AIM OF THE TASK:
Transcribe the records exactly. Pictures do not belong in the transcription.

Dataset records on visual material
==*==

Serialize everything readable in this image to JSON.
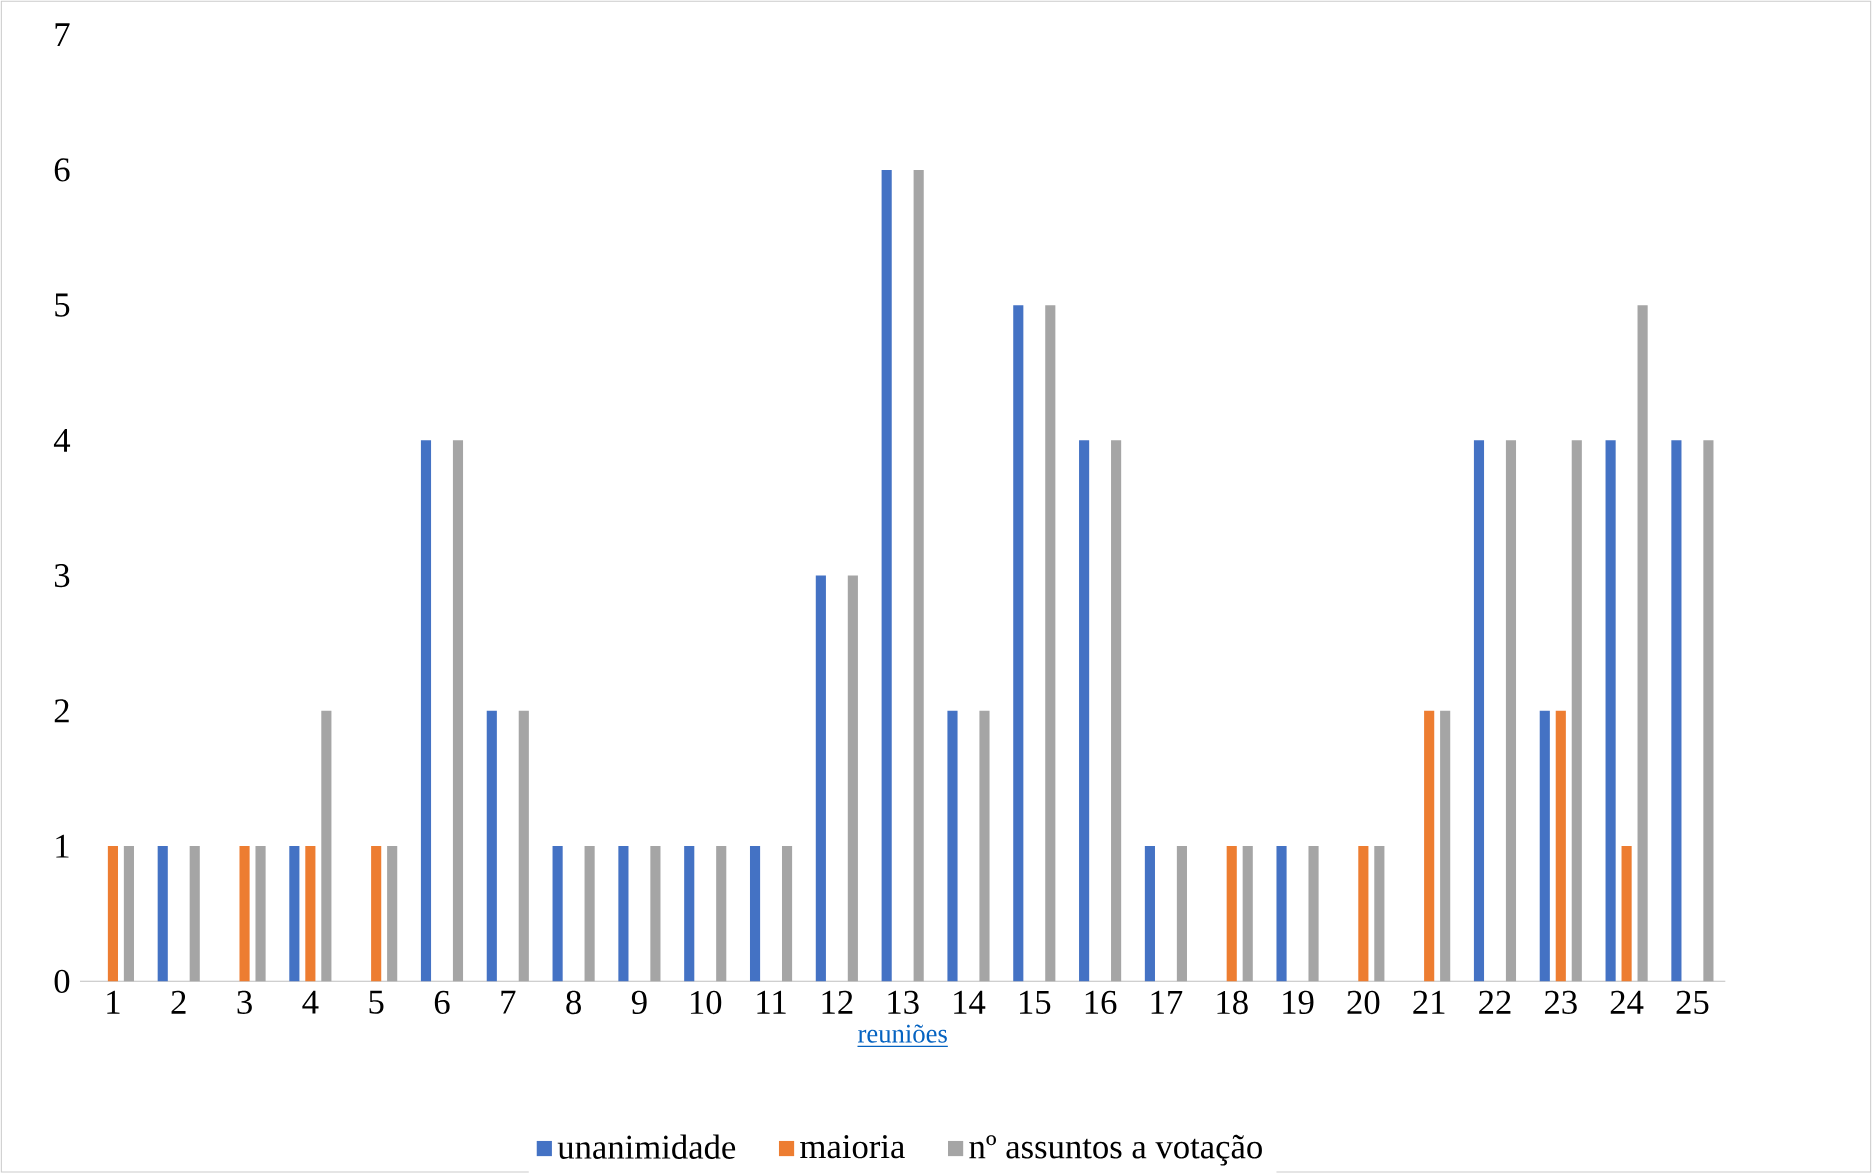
{
  "chart_data": {
    "type": "bar",
    "xlabel": "reuniões",
    "categories": [
      "1",
      "2",
      "3",
      "4",
      "5",
      "6",
      "7",
      "8",
      "9",
      "10",
      "11",
      "12",
      "13",
      "14",
      "15",
      "16",
      "17",
      "18",
      "19",
      "20",
      "21",
      "22",
      "23",
      "24",
      "25"
    ],
    "series": [
      {
        "name": "unanimidade",
        "color": "#4472c4",
        "values": [
          0,
          1,
          0,
          1,
          0,
          4,
          2,
          1,
          1,
          1,
          1,
          3,
          6,
          2,
          5,
          4,
          1,
          0,
          1,
          0,
          0,
          4,
          2,
          4,
          4
        ]
      },
      {
        "name": "maioria",
        "color": "#ed7d31",
        "values": [
          1,
          0,
          1,
          1,
          1,
          0,
          0,
          0,
          0,
          0,
          0,
          0,
          0,
          0,
          0,
          0,
          0,
          1,
          0,
          1,
          2,
          0,
          2,
          1,
          0
        ]
      },
      {
        "name": "nº assuntos a votação",
        "color": "#a5a5a5",
        "values": [
          1,
          1,
          1,
          2,
          1,
          4,
          2,
          1,
          1,
          1,
          1,
          3,
          6,
          2,
          5,
          4,
          1,
          1,
          1,
          1,
          2,
          4,
          4,
          5,
          4
        ]
      }
    ],
    "ylim": [
      0,
      7
    ],
    "yticks": [
      0,
      1,
      2,
      3,
      4,
      5,
      6,
      7
    ],
    "grid": false,
    "legend": "bottom"
  }
}
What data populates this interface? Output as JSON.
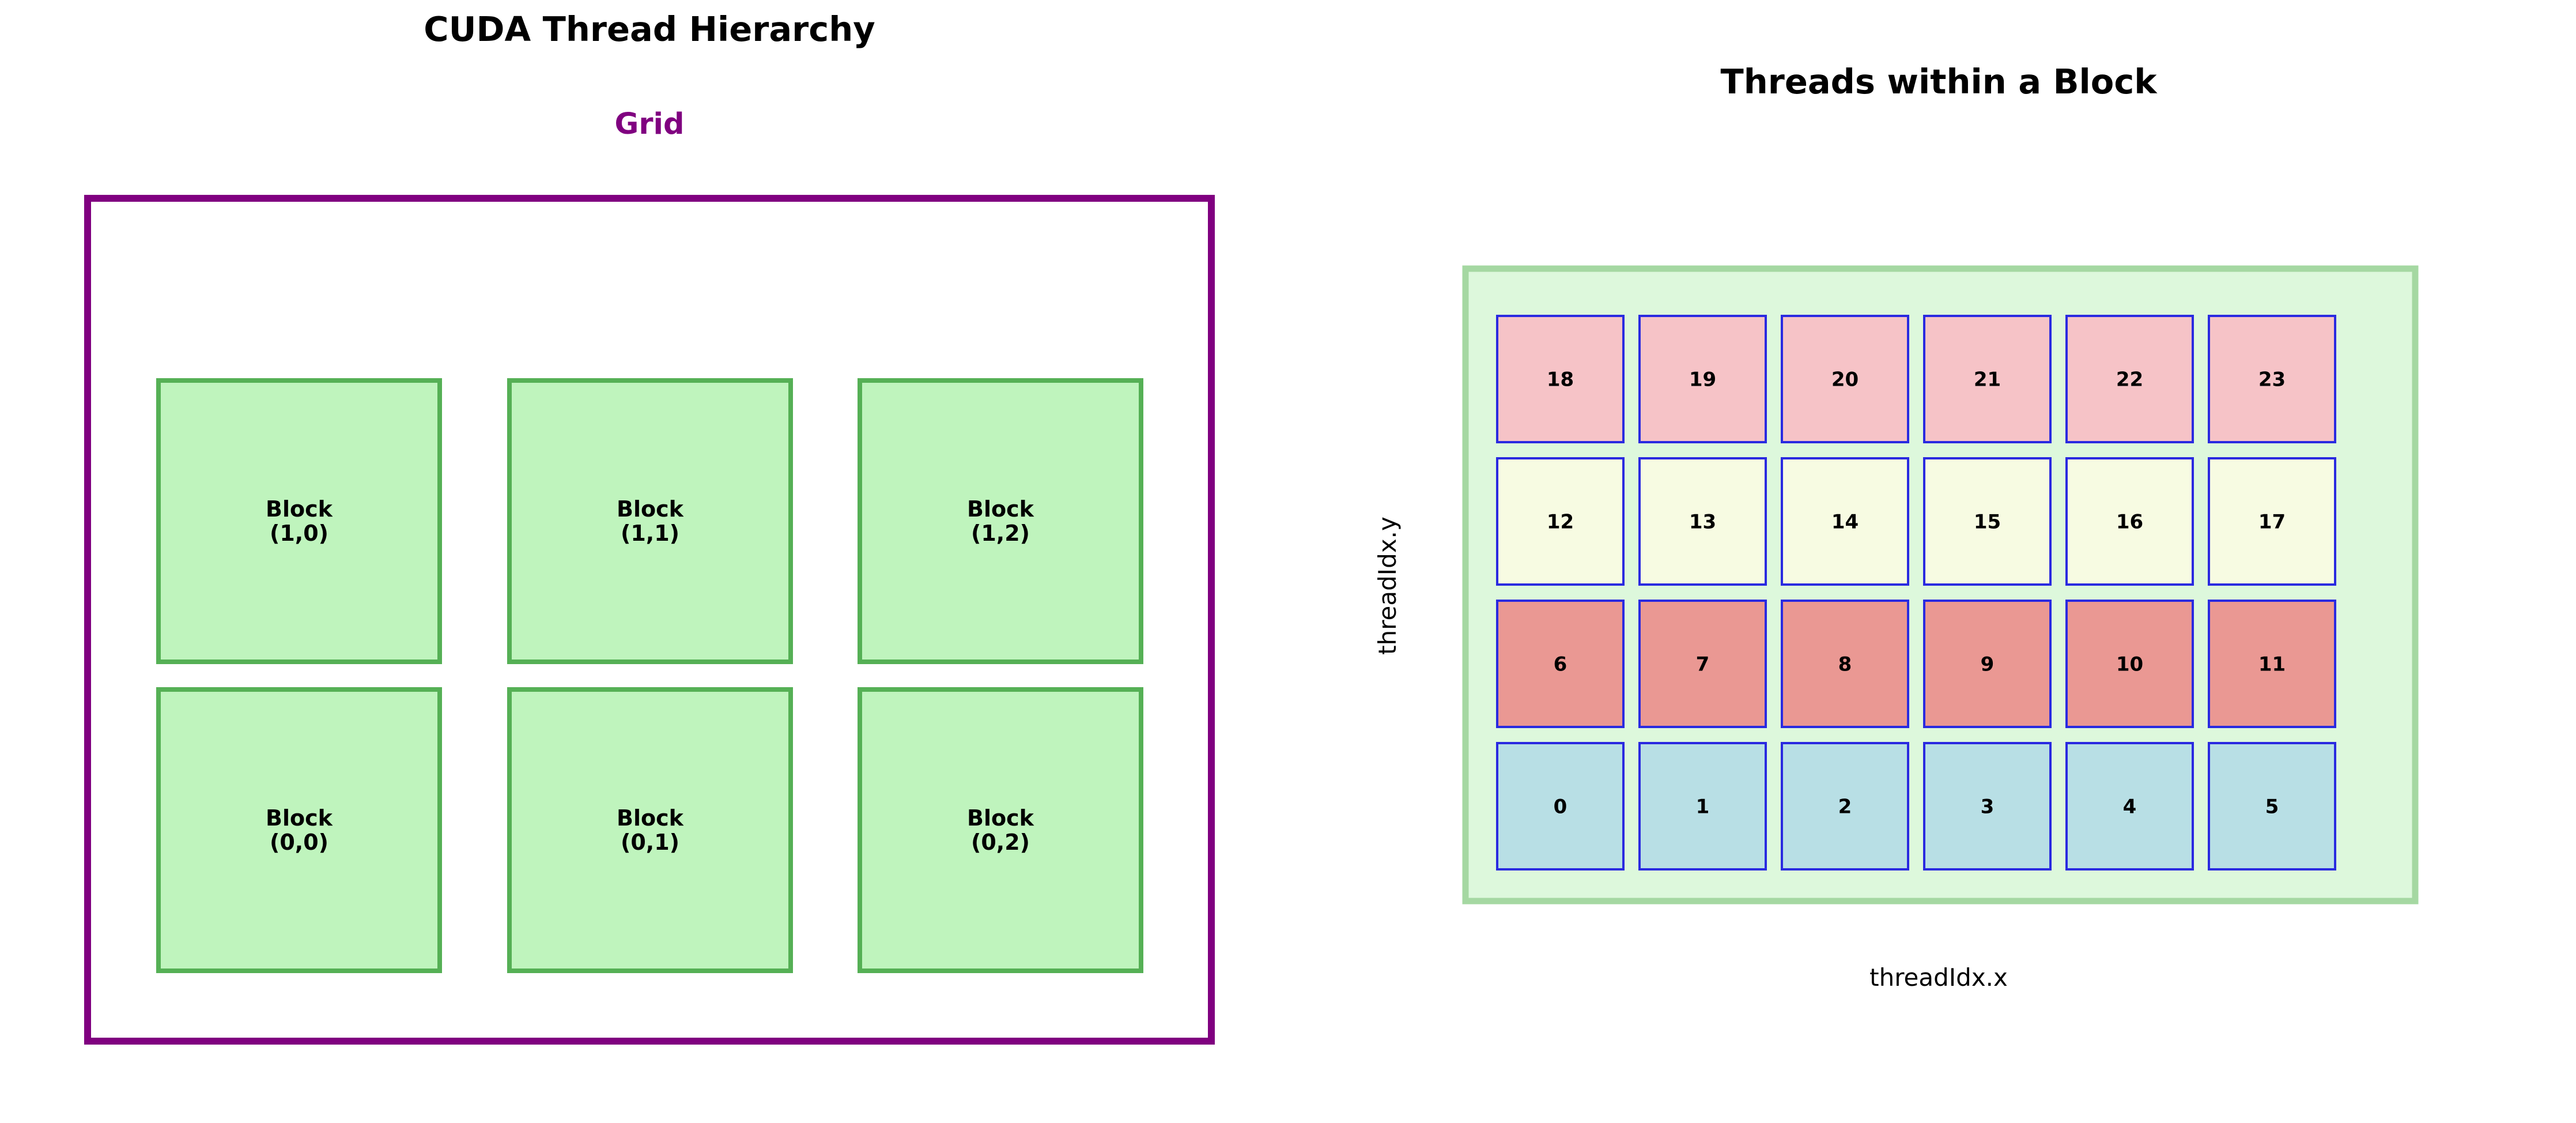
{
  "left_panel": {
    "title": "CUDA Thread Hierarchy",
    "grid_label": "Grid",
    "block_word": "Block",
    "blocks": [
      {
        "row": 1,
        "col": 0,
        "index": "(1,0)"
      },
      {
        "row": 1,
        "col": 1,
        "index": "(1,1)"
      },
      {
        "row": 1,
        "col": 2,
        "index": "(1,2)"
      },
      {
        "row": 0,
        "col": 0,
        "index": "(0,0)"
      },
      {
        "row": 0,
        "col": 1,
        "index": "(0,1)"
      },
      {
        "row": 0,
        "col": 2,
        "index": "(0,2)"
      }
    ]
  },
  "right_panel": {
    "title": "Threads within a Block",
    "x_axis_label": "threadIdx.x",
    "y_axis_label": "threadIdx.y",
    "grid_cols": 6,
    "grid_rows": 4,
    "thread_rows": [
      {
        "y": 3,
        "color": "#f6c3c7",
        "threads": [
          "18",
          "19",
          "20",
          "21",
          "22",
          "23"
        ]
      },
      {
        "y": 2,
        "color": "#f7fbe2",
        "threads": [
          "12",
          "13",
          "14",
          "15",
          "16",
          "17"
        ]
      },
      {
        "y": 1,
        "color": "#ea9893",
        "threads": [
          "6",
          "7",
          "8",
          "9",
          "10",
          "11"
        ]
      },
      {
        "y": 0,
        "color": "#b8dfe5",
        "threads": [
          "0",
          "1",
          "2",
          "3",
          "4",
          "5"
        ]
      }
    ]
  },
  "colors": {
    "grid_border": "#800080",
    "grid_label": "#800080",
    "block_fill": "#bff4bd",
    "block_border": "#55b055",
    "thread_block_fill": "#ddf8dc",
    "thread_block_border": "#a5d8a2",
    "thread_border": "#2a2ae0",
    "text": "#000000"
  }
}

==*==

WRITTEN ANSWER:
Serialize everything readable in this image to JSON.
{
  "chart_data": {
    "type": "bar",
    "xlabel": "reuniões",
    "categories": [
      "1",
      "2",
      "3",
      "4",
      "5",
      "6",
      "7",
      "8",
      "9",
      "10",
      "11",
      "12",
      "13",
      "14",
      "15",
      "16",
      "17",
      "18",
      "19",
      "20",
      "21",
      "22",
      "23",
      "24",
      "25"
    ],
    "series": [
      {
        "name": "unanimidade",
        "color": "#4472c4",
        "values": [
          0,
          1,
          0,
          1,
          0,
          4,
          2,
          1,
          1,
          1,
          1,
          3,
          6,
          2,
          5,
          4,
          1,
          0,
          1,
          0,
          0,
          4,
          2,
          4,
          4
        ]
      },
      {
        "name": "maioria",
        "color": "#ed7d31",
        "values": [
          1,
          0,
          1,
          1,
          1,
          0,
          0,
          0,
          0,
          0,
          0,
          0,
          0,
          0,
          0,
          0,
          0,
          1,
          0,
          1,
          2,
          0,
          2,
          1,
          0
        ]
      },
      {
        "name": "nº assuntos a votação",
        "color": "#a5a5a5",
        "values": [
          1,
          1,
          1,
          2,
          1,
          4,
          2,
          1,
          1,
          1,
          1,
          3,
          6,
          2,
          5,
          4,
          1,
          1,
          1,
          1,
          2,
          4,
          4,
          5,
          4
        ]
      }
    ],
    "ylim": [
      0,
      7
    ],
    "yticks": [
      0,
      1,
      2,
      3,
      4,
      5,
      6,
      7
    ],
    "grid": false,
    "legend": "bottom"
  }
}
What data populates this interface? Output as JSON.
{
  "left_panel": {
    "title": "CUDA Thread Hierarchy",
    "grid_label": "Grid",
    "block_word": "Block",
    "blocks": [
      {
        "row": 1,
        "col": 0,
        "index": "(1,0)"
      },
      {
        "row": 1,
        "col": 1,
        "index": "(1,1)"
      },
      {
        "row": 1,
        "col": 2,
        "index": "(1,2)"
      },
      {
        "row": 0,
        "col": 0,
        "index": "(0,0)"
      },
      {
        "row": 0,
        "col": 1,
        "index": "(0,1)"
      },
      {
        "row": 0,
        "col": 2,
        "index": "(0,2)"
      }
    ]
  },
  "right_panel": {
    "title": "Threads within a Block",
    "x_axis_label": "threadIdx.x",
    "y_axis_label": "threadIdx.y",
    "grid_cols": 6,
    "grid_rows": 4,
    "thread_rows": [
      {
        "y": 3,
        "color": "#f6c3c7",
        "threads": [
          "18",
          "19",
          "20",
          "21",
          "22",
          "23"
        ]
      },
      {
        "y": 2,
        "color": "#f7fbe2",
        "threads": [
          "12",
          "13",
          "14",
          "15",
          "16",
          "17"
        ]
      },
      {
        "y": 1,
        "color": "#ea9893",
        "threads": [
          "6",
          "7",
          "8",
          "9",
          "10",
          "11"
        ]
      },
      {
        "y": 0,
        "color": "#b8dfe5",
        "threads": [
          "0",
          "1",
          "2",
          "3",
          "4",
          "5"
        ]
      }
    ]
  },
  "colors": {
    "grid_border": "#800080",
    "grid_label": "#800080",
    "block_fill": "#bff4bd",
    "block_border": "#55b055",
    "thread_block_fill": "#ddf8dc",
    "thread_block_border": "#a5d8a2",
    "thread_border": "#2a2ae0",
    "text": "#000000"
  }
}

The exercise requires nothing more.